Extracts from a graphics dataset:
########
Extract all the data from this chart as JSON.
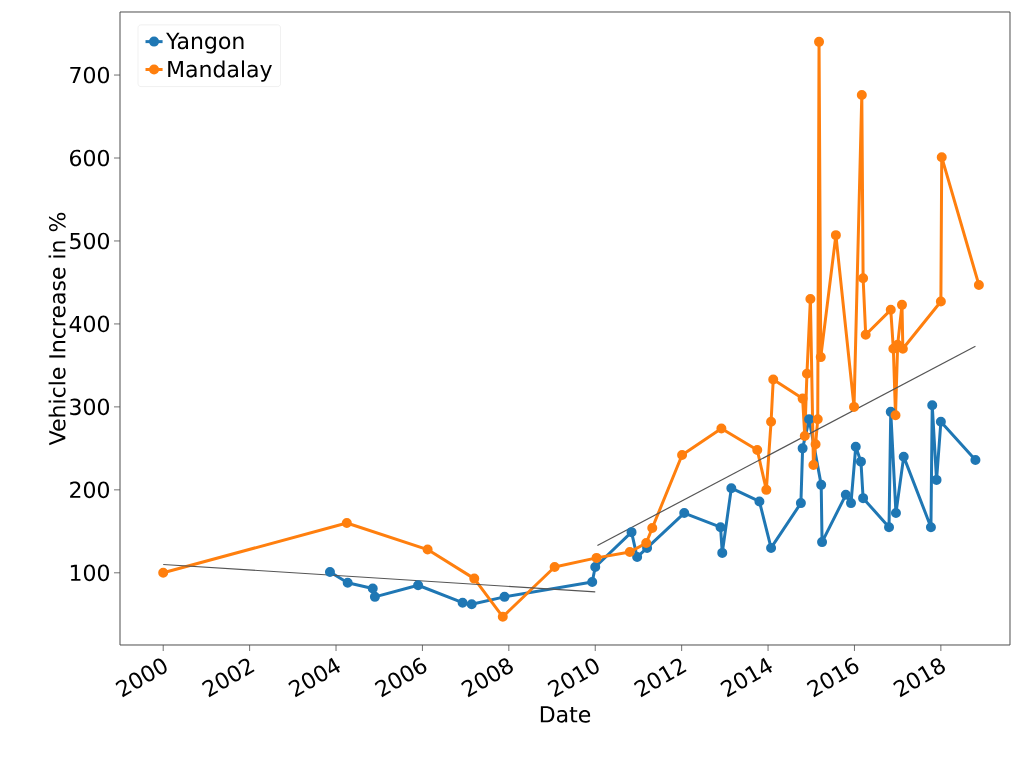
{
  "chart_data": {
    "type": "line",
    "xlabel": "Date",
    "ylabel": "Vehicle Increase in %",
    "xlim": [
      1999.0,
      2019.6
    ],
    "ylim": [
      13,
      776
    ],
    "xticks": [
      2000,
      2002,
      2004,
      2006,
      2008,
      2010,
      2012,
      2014,
      2016,
      2018
    ],
    "yticks": [
      100,
      200,
      300,
      400,
      500,
      600,
      700
    ],
    "legend": "top left",
    "marker": "circle",
    "line_style": "solid",
    "grid": false,
    "series": [
      {
        "name": "Yangon",
        "color": "#1f77b4",
        "x": [
          2003.86,
          2004.27,
          2004.85,
          2004.9,
          2005.9,
          2006.93,
          2007.14,
          2007.9,
          2009.93,
          2010.0,
          2010.84,
          2010.97,
          2011.2,
          2012.06,
          2012.9,
          2012.94,
          2013.15,
          2013.8,
          2014.07,
          2014.76,
          2014.8,
          2014.95,
          2015.23,
          2015.25,
          2015.8,
          2015.92,
          2016.03,
          2016.15,
          2016.2,
          2016.8,
          2016.84,
          2016.96,
          2017.14,
          2017.77,
          2017.8,
          2017.9,
          2018.0,
          2018.8
        ],
        "values": [
          101,
          88,
          81,
          71,
          85,
          64,
          62,
          71,
          89,
          107,
          149,
          119,
          130,
          172,
          155,
          124,
          202,
          186,
          130,
          184,
          250,
          285,
          206,
          137,
          194,
          184,
          252,
          234,
          190,
          155,
          294,
          172,
          240,
          155,
          302,
          212,
          282,
          236
        ]
      },
      {
        "name": "Mandalay",
        "color": "#ff7f0e",
        "x": [
          2000.0,
          2004.25,
          2006.12,
          2007.2,
          2007.86,
          2009.06,
          2010.03,
          2010.8,
          2011.18,
          2011.32,
          2012.01,
          2012.92,
          2013.75,
          2013.96,
          2014.07,
          2014.12,
          2014.8,
          2014.85,
          2014.9,
          2014.98,
          2015.05,
          2015.1,
          2015.15,
          2015.18,
          2015.22,
          2015.57,
          2015.99,
          2016.17,
          2016.2,
          2016.26,
          2016.84,
          2016.9,
          2016.95,
          2017.0,
          2017.1,
          2017.12,
          2018.0,
          2018.02,
          2018.88
        ],
        "values": [
          100,
          160,
          128,
          93,
          47,
          107,
          118,
          125,
          136,
          154,
          242,
          274,
          248,
          200,
          282,
          333,
          310,
          265,
          340,
          430,
          230,
          255,
          285,
          740,
          360,
          507,
          300,
          676,
          455,
          387,
          417,
          370,
          290,
          375,
          423,
          370,
          427,
          601,
          447
        ]
      },
      {
        "type": "line",
        "color": "#555555",
        "marker": "none",
        "x": [
          2000.0,
          2010.0
        ],
        "values": [
          110,
          77
        ]
      },
      {
        "type": "line",
        "color": "#555555",
        "marker": "none",
        "x": [
          2010.05,
          2018.8
        ],
        "values": [
          133,
          373
        ]
      }
    ]
  }
}
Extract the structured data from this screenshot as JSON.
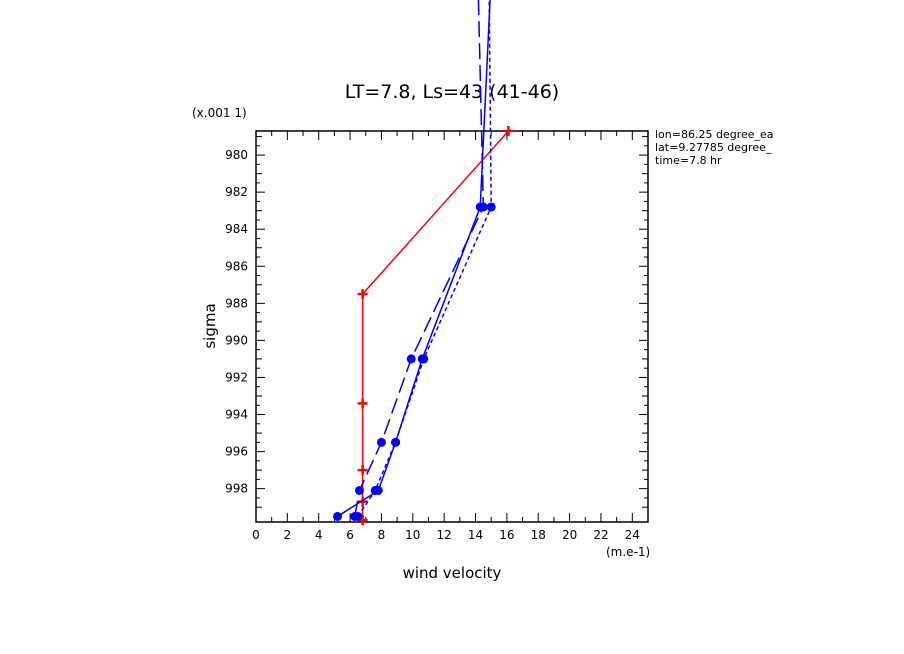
{
  "chart_data": {
    "type": "line",
    "title": "LT=7.8, Ls=43 (41-46)",
    "xlabel": "wind velocity",
    "ylabel": "sigma",
    "x_unit": "(m.e-1)",
    "y_unit": "(x.001 1)",
    "xlim": [
      0,
      25
    ],
    "ylim": [
      999.8,
      978.7
    ],
    "x_ticks": [
      "0",
      "2",
      "4",
      "6",
      "8",
      "10",
      "12",
      "14",
      "16",
      "18",
      "20",
      "22",
      "24"
    ],
    "y_ticks": [
      "980",
      "982",
      "984",
      "986",
      "988",
      "990",
      "992",
      "994",
      "996",
      "998"
    ],
    "x_tick_values": [
      0,
      2,
      4,
      6,
      8,
      10,
      12,
      14,
      16,
      18,
      20,
      22,
      24
    ],
    "y_tick_values": [
      980,
      982,
      984,
      986,
      988,
      990,
      992,
      994,
      996,
      998
    ],
    "info_lines": [
      "lon=86.25 degree_ea",
      "lat=9.27785 degree_",
      "time=7.8 hr"
    ],
    "series": [
      {
        "style": "solid",
        "color": "#ff0000",
        "marker": "plus",
        "points": [
          [
            6.8,
            999.7
          ],
          [
            6.8,
            998.7
          ],
          [
            6.8,
            997.0
          ],
          [
            6.8,
            993.4
          ],
          [
            6.8,
            987.5
          ],
          [
            16.1,
            978.7
          ]
        ]
      },
      {
        "style": "solid",
        "color": "#0000ff",
        "marker": "dot",
        "points": [
          [
            5.2,
            999.5
          ],
          [
            7.8,
            998.1
          ],
          [
            8.9,
            995.5
          ],
          [
            10.6,
            991.0
          ],
          [
            14.3,
            982.8
          ],
          [
            15.3,
            965.0
          ]
        ]
      },
      {
        "style": "dash",
        "color": "#0000ff",
        "marker": "dot",
        "points": [
          [
            6.3,
            999.5
          ],
          [
            6.6,
            998.1
          ],
          [
            8.0,
            995.5
          ],
          [
            9.9,
            991.0
          ],
          [
            14.5,
            982.8
          ],
          [
            14.0,
            965.0
          ]
        ]
      },
      {
        "style": "short-dash",
        "color": "#0000ff",
        "marker": "dot",
        "points": [
          [
            6.5,
            999.5
          ],
          [
            7.6,
            998.1
          ],
          [
            8.9,
            995.5
          ],
          [
            10.7,
            991.0
          ],
          [
            15.0,
            982.8
          ],
          [
            14.8,
            965.0
          ]
        ]
      }
    ]
  }
}
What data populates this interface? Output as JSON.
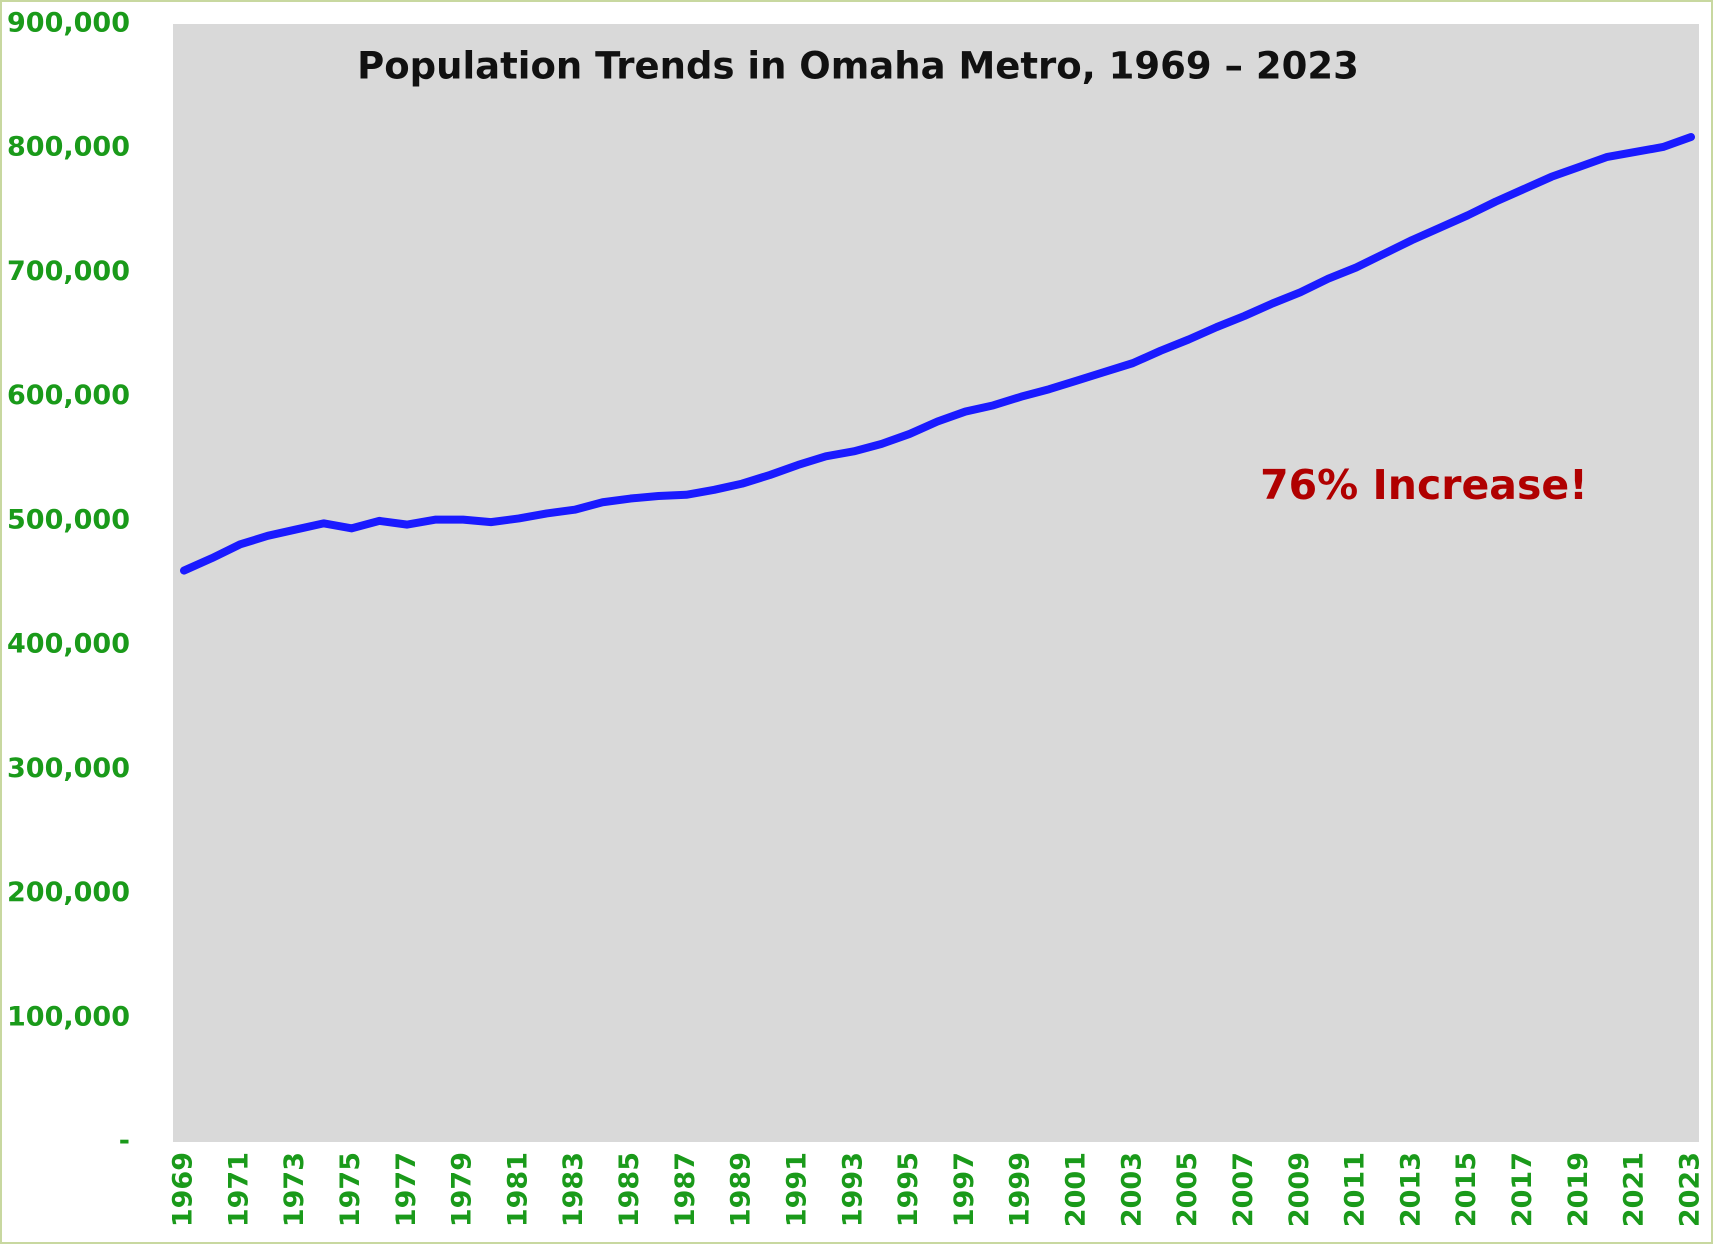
{
  "chart_data": {
    "type": "line",
    "title": "Population Trends in Omaha Metro, 1969 – 2023",
    "annotation": "76% Increase!",
    "categories": [
      "1969",
      null,
      "1971",
      null,
      "1973",
      null,
      "1975",
      null,
      "1977",
      null,
      "1979",
      null,
      "1981",
      null,
      "1983",
      null,
      "1985",
      null,
      "1987",
      null,
      "1989",
      null,
      "1991",
      null,
      "1993",
      null,
      "1995",
      null,
      "1997",
      null,
      "1999",
      null,
      "2001",
      null,
      "2003",
      null,
      "2005",
      null,
      "2007",
      null,
      "2009",
      null,
      "2011",
      null,
      "2013",
      null,
      "2015",
      null,
      "2017",
      null,
      "2019",
      null,
      "2021",
      null,
      "2023"
    ],
    "series": [
      {
        "color": "#1a1aff",
        "values": [
          460000,
          470000,
          481000,
          488000,
          493000,
          498000,
          494000,
          500000,
          497000,
          501000,
          501000,
          499000,
          502000,
          506000,
          509000,
          515000,
          518000,
          520000,
          521000,
          525000,
          530000,
          537000,
          545000,
          552000,
          556000,
          562000,
          570000,
          580000,
          588000,
          593000,
          600000,
          606000,
          613000,
          620000,
          627000,
          637000,
          646000,
          656000,
          665000,
          675000,
          684000,
          695000,
          704000,
          715000,
          726000,
          736000,
          746000,
          757000,
          767000,
          777000,
          785000,
          793000,
          797000,
          801000,
          809000
        ]
      }
    ],
    "ylim": [
      0,
      900000
    ],
    "yticks": [
      {
        "value": 0,
        "label": "-"
      },
      {
        "value": 100000,
        "label": "100,000"
      },
      {
        "value": 200000,
        "label": "200,000"
      },
      {
        "value": 300000,
        "label": "300,000"
      },
      {
        "value": 400000,
        "label": "400,000"
      },
      {
        "value": 500000,
        "label": "500,000"
      },
      {
        "value": 600000,
        "label": "600,000"
      },
      {
        "value": 700000,
        "label": "700,000"
      },
      {
        "value": 800000,
        "label": "800,000"
      },
      {
        "value": 900000,
        "label": "900,000"
      }
    ],
    "grid": false
  }
}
########
**EXERCISE:** Gather and copy every line of the data in which the string "JSON" is found.

**FINAL RESULT:**
Extract all the data from this chart as JSON.
Extract the structured data from this screenshot as JSON.
What data populates this interface? Output as JSON.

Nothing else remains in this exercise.